§ WHAT YOU ARE ASKED TO DO
Each entry should be quoted word for word, including every mark of punctuation.
_ _ _
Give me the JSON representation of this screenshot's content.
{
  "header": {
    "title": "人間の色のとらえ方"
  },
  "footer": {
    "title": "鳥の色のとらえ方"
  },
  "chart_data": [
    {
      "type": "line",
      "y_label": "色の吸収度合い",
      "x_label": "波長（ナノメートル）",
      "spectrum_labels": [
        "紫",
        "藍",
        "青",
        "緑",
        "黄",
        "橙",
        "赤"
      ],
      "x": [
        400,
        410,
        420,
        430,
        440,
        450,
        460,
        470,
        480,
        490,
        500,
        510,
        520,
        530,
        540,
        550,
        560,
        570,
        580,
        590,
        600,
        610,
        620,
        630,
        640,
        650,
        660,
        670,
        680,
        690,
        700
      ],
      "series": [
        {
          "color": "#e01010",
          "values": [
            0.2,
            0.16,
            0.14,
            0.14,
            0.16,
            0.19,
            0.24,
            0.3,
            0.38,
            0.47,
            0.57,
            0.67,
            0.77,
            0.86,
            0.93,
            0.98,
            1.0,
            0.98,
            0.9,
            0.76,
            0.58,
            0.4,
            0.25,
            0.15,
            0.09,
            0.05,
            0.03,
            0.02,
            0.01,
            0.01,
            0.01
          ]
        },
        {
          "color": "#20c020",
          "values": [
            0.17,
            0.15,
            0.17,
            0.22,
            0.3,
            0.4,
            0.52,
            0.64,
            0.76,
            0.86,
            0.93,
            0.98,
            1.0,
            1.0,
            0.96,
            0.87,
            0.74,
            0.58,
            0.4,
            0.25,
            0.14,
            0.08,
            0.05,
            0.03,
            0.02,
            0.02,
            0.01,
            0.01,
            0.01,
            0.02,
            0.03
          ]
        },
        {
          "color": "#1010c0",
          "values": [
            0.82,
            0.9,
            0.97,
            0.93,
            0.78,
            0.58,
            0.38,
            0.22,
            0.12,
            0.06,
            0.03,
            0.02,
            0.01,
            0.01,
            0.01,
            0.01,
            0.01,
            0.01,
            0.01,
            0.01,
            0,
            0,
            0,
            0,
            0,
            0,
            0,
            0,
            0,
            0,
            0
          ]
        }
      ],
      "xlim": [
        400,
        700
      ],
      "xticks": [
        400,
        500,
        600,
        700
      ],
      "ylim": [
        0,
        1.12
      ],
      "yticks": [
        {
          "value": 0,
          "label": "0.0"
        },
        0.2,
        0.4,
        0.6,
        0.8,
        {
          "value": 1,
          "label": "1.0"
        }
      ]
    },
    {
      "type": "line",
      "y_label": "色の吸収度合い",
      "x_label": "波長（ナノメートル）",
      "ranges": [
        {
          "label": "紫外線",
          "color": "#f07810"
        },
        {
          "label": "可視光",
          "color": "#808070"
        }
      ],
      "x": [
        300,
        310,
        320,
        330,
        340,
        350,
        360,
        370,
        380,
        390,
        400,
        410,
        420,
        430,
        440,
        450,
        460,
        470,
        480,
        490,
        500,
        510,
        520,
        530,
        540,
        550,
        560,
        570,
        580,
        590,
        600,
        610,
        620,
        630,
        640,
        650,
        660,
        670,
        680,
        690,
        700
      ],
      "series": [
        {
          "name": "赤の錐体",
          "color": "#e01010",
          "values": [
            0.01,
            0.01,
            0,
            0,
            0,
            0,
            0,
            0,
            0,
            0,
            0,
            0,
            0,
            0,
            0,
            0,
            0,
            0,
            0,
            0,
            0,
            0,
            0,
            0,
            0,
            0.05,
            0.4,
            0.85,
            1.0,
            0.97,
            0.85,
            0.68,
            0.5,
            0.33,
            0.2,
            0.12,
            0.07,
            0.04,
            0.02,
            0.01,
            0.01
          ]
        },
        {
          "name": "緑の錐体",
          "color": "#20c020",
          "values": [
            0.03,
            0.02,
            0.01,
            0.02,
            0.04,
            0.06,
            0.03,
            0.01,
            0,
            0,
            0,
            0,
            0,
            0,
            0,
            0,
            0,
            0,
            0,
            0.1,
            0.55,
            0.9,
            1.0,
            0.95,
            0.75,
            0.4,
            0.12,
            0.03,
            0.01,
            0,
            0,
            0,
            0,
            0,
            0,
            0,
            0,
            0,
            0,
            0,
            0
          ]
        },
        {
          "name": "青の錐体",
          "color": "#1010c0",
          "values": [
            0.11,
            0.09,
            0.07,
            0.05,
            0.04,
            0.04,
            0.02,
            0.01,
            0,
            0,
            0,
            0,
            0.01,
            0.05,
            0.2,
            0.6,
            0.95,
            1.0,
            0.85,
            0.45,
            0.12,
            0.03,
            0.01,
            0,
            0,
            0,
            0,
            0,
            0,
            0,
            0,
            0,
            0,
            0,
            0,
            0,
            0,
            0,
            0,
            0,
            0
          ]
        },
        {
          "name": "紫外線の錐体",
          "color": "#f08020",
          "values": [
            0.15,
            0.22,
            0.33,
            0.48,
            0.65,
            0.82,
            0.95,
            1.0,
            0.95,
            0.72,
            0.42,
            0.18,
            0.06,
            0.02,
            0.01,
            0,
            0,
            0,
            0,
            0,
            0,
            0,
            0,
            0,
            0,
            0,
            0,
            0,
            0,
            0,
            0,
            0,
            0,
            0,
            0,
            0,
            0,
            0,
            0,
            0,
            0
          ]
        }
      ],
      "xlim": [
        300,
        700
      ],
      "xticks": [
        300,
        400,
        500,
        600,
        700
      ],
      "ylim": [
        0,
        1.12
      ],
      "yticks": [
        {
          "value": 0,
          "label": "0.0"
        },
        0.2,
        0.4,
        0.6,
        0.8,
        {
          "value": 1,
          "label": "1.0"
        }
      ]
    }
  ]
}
_ _ _
§ EXPECTED ANSWER
Give me the JSON representation of this screenshot's content.
{
  "header": {
    "title": "人間の色のとらえ方"
  },
  "footer": {
    "title": "鳥の色のとらえ方"
  },
  "chart_data": [
    {
      "type": "line",
      "y_label": "色の吸収度合い",
      "x_label": "波長（ナノメートル）",
      "spectrum_labels": [
        "紫",
        "藍",
        "青",
        "緑",
        "黄",
        "橙",
        "赤"
      ],
      "x": [
        400,
        410,
        420,
        430,
        440,
        450,
        460,
        470,
        480,
        490,
        500,
        510,
        520,
        530,
        540,
        550,
        560,
        570,
        580,
        590,
        600,
        610,
        620,
        630,
        640,
        650,
        660,
        670,
        680,
        690,
        700
      ],
      "series": [
        {
          "color": "#e01010",
          "values": [
            0.2,
            0.16,
            0.14,
            0.14,
            0.16,
            0.19,
            0.24,
            0.3,
            0.38,
            0.47,
            0.57,
            0.67,
            0.77,
            0.86,
            0.93,
            0.98,
            1.0,
            0.98,
            0.9,
            0.76,
            0.58,
            0.4,
            0.25,
            0.15,
            0.09,
            0.05,
            0.03,
            0.02,
            0.01,
            0.01,
            0.01
          ]
        },
        {
          "color": "#20c020",
          "values": [
            0.17,
            0.15,
            0.17,
            0.22,
            0.3,
            0.4,
            0.52,
            0.64,
            0.76,
            0.86,
            0.93,
            0.98,
            1.0,
            1.0,
            0.96,
            0.87,
            0.74,
            0.58,
            0.4,
            0.25,
            0.14,
            0.08,
            0.05,
            0.03,
            0.02,
            0.02,
            0.01,
            0.01,
            0.01,
            0.02,
            0.03
          ]
        },
        {
          "color": "#1010c0",
          "values": [
            0.82,
            0.9,
            0.97,
            0.93,
            0.78,
            0.58,
            0.38,
            0.22,
            0.12,
            0.06,
            0.03,
            0.02,
            0.01,
            0.01,
            0.01,
            0.01,
            0.01,
            0.01,
            0.01,
            0.01,
            0,
            0,
            0,
            0,
            0,
            0,
            0,
            0,
            0,
            0,
            0
          ]
        }
      ],
      "xlim": [
        400,
        700
      ],
      "xticks": [
        400,
        500,
        600,
        700
      ],
      "ylim": [
        0,
        1.12
      ],
      "yticks": [
        {
          "value": 0,
          "label": "0.0"
        },
        0.2,
        0.4,
        0.6,
        0.8,
        {
          "value": 1,
          "label": "1.0"
        }
      ]
    },
    {
      "type": "line",
      "y_label": "色の吸収度合い",
      "x_label": "波長（ナノメートル）",
      "ranges": [
        {
          "label": "紫外線",
          "color": "#f07810"
        },
        {
          "label": "可視光",
          "color": "#808070"
        }
      ],
      "x": [
        300,
        310,
        320,
        330,
        340,
        350,
        360,
        370,
        380,
        390,
        400,
        410,
        420,
        430,
        440,
        450,
        460,
        470,
        480,
        490,
        500,
        510,
        520,
        530,
        540,
        550,
        560,
        570,
        580,
        590,
        600,
        610,
        620,
        630,
        640,
        650,
        660,
        670,
        680,
        690,
        700
      ],
      "series": [
        {
          "name": "赤の錐体",
          "color": "#e01010",
          "values": [
            0.01,
            0.01,
            0,
            0,
            0,
            0,
            0,
            0,
            0,
            0,
            0,
            0,
            0,
            0,
            0,
            0,
            0,
            0,
            0,
            0,
            0,
            0,
            0,
            0,
            0,
            0.05,
            0.4,
            0.85,
            1.0,
            0.97,
            0.85,
            0.68,
            0.5,
            0.33,
            0.2,
            0.12,
            0.07,
            0.04,
            0.02,
            0.01,
            0.01
          ]
        },
        {
          "name": "緑の錐体",
          "color": "#20c020",
          "values": [
            0.03,
            0.02,
            0.01,
            0.02,
            0.04,
            0.06,
            0.03,
            0.01,
            0,
            0,
            0,
            0,
            0,
            0,
            0,
            0,
            0,
            0,
            0,
            0.1,
            0.55,
            0.9,
            1.0,
            0.95,
            0.75,
            0.4,
            0.12,
            0.03,
            0.01,
            0,
            0,
            0,
            0,
            0,
            0,
            0,
            0,
            0,
            0,
            0,
            0
          ]
        },
        {
          "name": "青の錐体",
          "color": "#1010c0",
          "values": [
            0.11,
            0.09,
            0.07,
            0.05,
            0.04,
            0.04,
            0.02,
            0.01,
            0,
            0,
            0,
            0,
            0.01,
            0.05,
            0.2,
            0.6,
            0.95,
            1.0,
            0.85,
            0.45,
            0.12,
            0.03,
            0.01,
            0,
            0,
            0,
            0,
            0,
            0,
            0,
            0,
            0,
            0,
            0,
            0,
            0,
            0,
            0,
            0,
            0,
            0
          ]
        },
        {
          "name": "紫外線の錐体",
          "color": "#f08020",
          "values": [
            0.15,
            0.22,
            0.33,
            0.48,
            0.65,
            0.82,
            0.95,
            1.0,
            0.95,
            0.72,
            0.42,
            0.18,
            0.06,
            0.02,
            0.01,
            0,
            0,
            0,
            0,
            0,
            0,
            0,
            0,
            0,
            0,
            0,
            0,
            0,
            0,
            0,
            0,
            0,
            0,
            0,
            0,
            0,
            0,
            0,
            0,
            0,
            0
          ]
        }
      ],
      "xlim": [
        300,
        700
      ],
      "xticks": [
        300,
        400,
        500,
        600,
        700
      ],
      "ylim": [
        0,
        1.12
      ],
      "yticks": [
        {
          "value": 0,
          "label": "0.0"
        },
        0.2,
        0.4,
        0.6,
        0.8,
        {
          "value": 1,
          "label": "1.0"
        }
      ]
    }
  ]
}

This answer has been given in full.